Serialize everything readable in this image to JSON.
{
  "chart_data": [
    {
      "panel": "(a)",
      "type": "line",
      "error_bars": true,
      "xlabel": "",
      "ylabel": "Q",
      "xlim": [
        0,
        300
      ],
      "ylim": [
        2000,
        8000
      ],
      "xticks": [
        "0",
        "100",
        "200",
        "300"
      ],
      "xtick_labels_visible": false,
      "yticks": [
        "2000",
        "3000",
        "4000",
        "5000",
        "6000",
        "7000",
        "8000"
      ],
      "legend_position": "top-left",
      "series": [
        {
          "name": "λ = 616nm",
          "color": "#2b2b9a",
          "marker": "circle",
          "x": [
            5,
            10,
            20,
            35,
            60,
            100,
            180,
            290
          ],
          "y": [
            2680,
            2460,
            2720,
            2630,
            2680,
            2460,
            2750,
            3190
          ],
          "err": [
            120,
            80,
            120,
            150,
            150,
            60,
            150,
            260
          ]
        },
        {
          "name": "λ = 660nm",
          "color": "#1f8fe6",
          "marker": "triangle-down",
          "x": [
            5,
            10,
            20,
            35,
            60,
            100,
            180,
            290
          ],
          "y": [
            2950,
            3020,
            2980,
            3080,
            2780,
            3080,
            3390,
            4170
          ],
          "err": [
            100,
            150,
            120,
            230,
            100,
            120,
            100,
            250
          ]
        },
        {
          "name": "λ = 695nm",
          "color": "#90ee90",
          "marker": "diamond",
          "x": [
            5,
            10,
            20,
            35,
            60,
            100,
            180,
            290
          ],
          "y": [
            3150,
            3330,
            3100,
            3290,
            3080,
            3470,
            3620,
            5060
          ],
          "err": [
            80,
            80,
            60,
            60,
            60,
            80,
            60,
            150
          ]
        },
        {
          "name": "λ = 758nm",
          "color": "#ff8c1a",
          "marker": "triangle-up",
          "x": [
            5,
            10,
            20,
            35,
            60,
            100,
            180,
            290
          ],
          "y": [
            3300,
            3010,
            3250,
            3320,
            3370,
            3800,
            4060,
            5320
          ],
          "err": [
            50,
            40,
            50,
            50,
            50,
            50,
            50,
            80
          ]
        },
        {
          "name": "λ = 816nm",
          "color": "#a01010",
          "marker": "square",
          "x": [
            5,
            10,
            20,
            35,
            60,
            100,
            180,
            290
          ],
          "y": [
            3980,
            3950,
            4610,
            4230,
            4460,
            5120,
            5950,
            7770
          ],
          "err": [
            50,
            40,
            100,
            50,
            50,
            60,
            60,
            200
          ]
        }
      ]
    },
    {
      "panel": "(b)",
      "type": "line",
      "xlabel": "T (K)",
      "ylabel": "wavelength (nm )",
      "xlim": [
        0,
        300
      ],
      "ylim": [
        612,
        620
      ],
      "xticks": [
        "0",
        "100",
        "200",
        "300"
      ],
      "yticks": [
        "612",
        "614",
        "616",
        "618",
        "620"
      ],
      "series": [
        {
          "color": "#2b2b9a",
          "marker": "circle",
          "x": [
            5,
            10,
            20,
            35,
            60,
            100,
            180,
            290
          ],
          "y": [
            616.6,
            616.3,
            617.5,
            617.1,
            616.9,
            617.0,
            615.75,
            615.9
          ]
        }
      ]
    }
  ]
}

- Goal -
Restate every record exactly, leaving nothing out.

- Answer below -
Serialize everything readable in this image to JSON.
{
  "chart_data": [
    {
      "panel": "(a)",
      "type": "line",
      "error_bars": true,
      "xlabel": "",
      "ylabel": "Q",
      "xlim": [
        0,
        300
      ],
      "ylim": [
        2000,
        8000
      ],
      "xticks": [
        "0",
        "100",
        "200",
        "300"
      ],
      "xtick_labels_visible": false,
      "yticks": [
        "2000",
        "3000",
        "4000",
        "5000",
        "6000",
        "7000",
        "8000"
      ],
      "legend_position": "top-left",
      "series": [
        {
          "name": "λ = 616nm",
          "color": "#2b2b9a",
          "marker": "circle",
          "x": [
            5,
            10,
            20,
            35,
            60,
            100,
            180,
            290
          ],
          "y": [
            2680,
            2460,
            2720,
            2630,
            2680,
            2460,
            2750,
            3190
          ],
          "err": [
            120,
            80,
            120,
            150,
            150,
            60,
            150,
            260
          ]
        },
        {
          "name": "λ = 660nm",
          "color": "#1f8fe6",
          "marker": "triangle-down",
          "x": [
            5,
            10,
            20,
            35,
            60,
            100,
            180,
            290
          ],
          "y": [
            2950,
            3020,
            2980,
            3080,
            2780,
            3080,
            3390,
            4170
          ],
          "err": [
            100,
            150,
            120,
            230,
            100,
            120,
            100,
            250
          ]
        },
        {
          "name": "λ = 695nm",
          "color": "#90ee90",
          "marker": "diamond",
          "x": [
            5,
            10,
            20,
            35,
            60,
            100,
            180,
            290
          ],
          "y": [
            3150,
            3330,
            3100,
            3290,
            3080,
            3470,
            3620,
            5060
          ],
          "err": [
            80,
            80,
            60,
            60,
            60,
            80,
            60,
            150
          ]
        },
        {
          "name": "λ = 758nm",
          "color": "#ff8c1a",
          "marker": "triangle-up",
          "x": [
            5,
            10,
            20,
            35,
            60,
            100,
            180,
            290
          ],
          "y": [
            3300,
            3010,
            3250,
            3320,
            3370,
            3800,
            4060,
            5320
          ],
          "err": [
            50,
            40,
            50,
            50,
            50,
            50,
            50,
            80
          ]
        },
        {
          "name": "λ = 816nm",
          "color": "#a01010",
          "marker": "square",
          "x": [
            5,
            10,
            20,
            35,
            60,
            100,
            180,
            290
          ],
          "y": [
            3980,
            3950,
            4610,
            4230,
            4460,
            5120,
            5950,
            7770
          ],
          "err": [
            50,
            40,
            100,
            50,
            50,
            60,
            60,
            200
          ]
        }
      ]
    },
    {
      "panel": "(b)",
      "type": "line",
      "xlabel": "T (K)",
      "ylabel": "wavelength (nm )",
      "xlim": [
        0,
        300
      ],
      "ylim": [
        612,
        620
      ],
      "xticks": [
        "0",
        "100",
        "200",
        "300"
      ],
      "yticks": [
        "612",
        "614",
        "616",
        "618",
        "620"
      ],
      "series": [
        {
          "color": "#2b2b9a",
          "marker": "circle",
          "x": [
            5,
            10,
            20,
            35,
            60,
            100,
            180,
            290
          ],
          "y": [
            616.6,
            616.3,
            617.5,
            617.1,
            616.9,
            617.0,
            615.75,
            615.9
          ]
        }
      ]
    }
  ]
}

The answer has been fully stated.